## Exercise materials
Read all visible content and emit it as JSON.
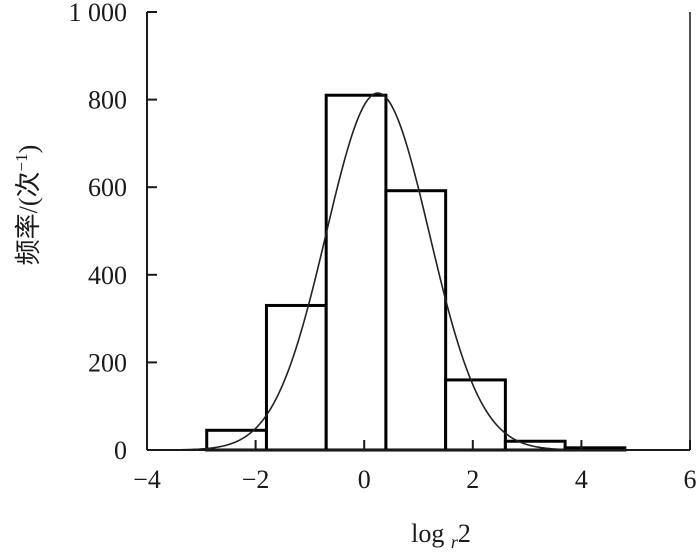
{
  "chart_data": {
    "type": "bar",
    "title": "",
    "xlabel_main": "log",
    "xlabel_sub": "r",
    "xlabel_tail": "2",
    "ylabel": "频率/(次",
    "ylabel_sup": "−1",
    "ylabel_close": ")",
    "xlim": [
      -4,
      6
    ],
    "ylim": [
      0,
      1000
    ],
    "x_ticks": [
      -4,
      -2,
      0,
      2,
      4,
      6
    ],
    "x_tick_labels": [
      "−4",
      "−2",
      "0",
      "2",
      "4",
      "6"
    ],
    "y_ticks": [
      0,
      200,
      400,
      600,
      800,
      1000
    ],
    "y_tick_labels": [
      "0",
      "200",
      "400",
      "600",
      "800",
      "1 000"
    ],
    "bins": [
      {
        "x0": -2.9,
        "x1": -1.8,
        "value": 45
      },
      {
        "x0": -1.8,
        "x1": -0.7,
        "value": 330
      },
      {
        "x0": -0.7,
        "x1": 0.4,
        "value": 810
      },
      {
        "x0": 0.4,
        "x1": 1.5,
        "value": 592
      },
      {
        "x0": 1.5,
        "x1": 2.6,
        "value": 160
      },
      {
        "x0": 2.6,
        "x1": 3.7,
        "value": 20
      },
      {
        "x0": 3.7,
        "x1": 4.8,
        "value": 5
      }
    ],
    "fit_curve": {
      "type": "normal",
      "peak": 815,
      "mean": 0.25,
      "sd": 0.95
    },
    "grid": false,
    "legend": "none",
    "colors": {
      "axis": "#1a1a1a",
      "bar_stroke": "#000000",
      "bar_fill": "#ffffff",
      "curve": "#222222"
    }
  }
}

## Required task
Show every line where the string "value" appears.

## Written solution
        "value": 45
        "value": 330
        "value": 810
        "value": 592
        "value": 160
        "value": 20
        "value": 5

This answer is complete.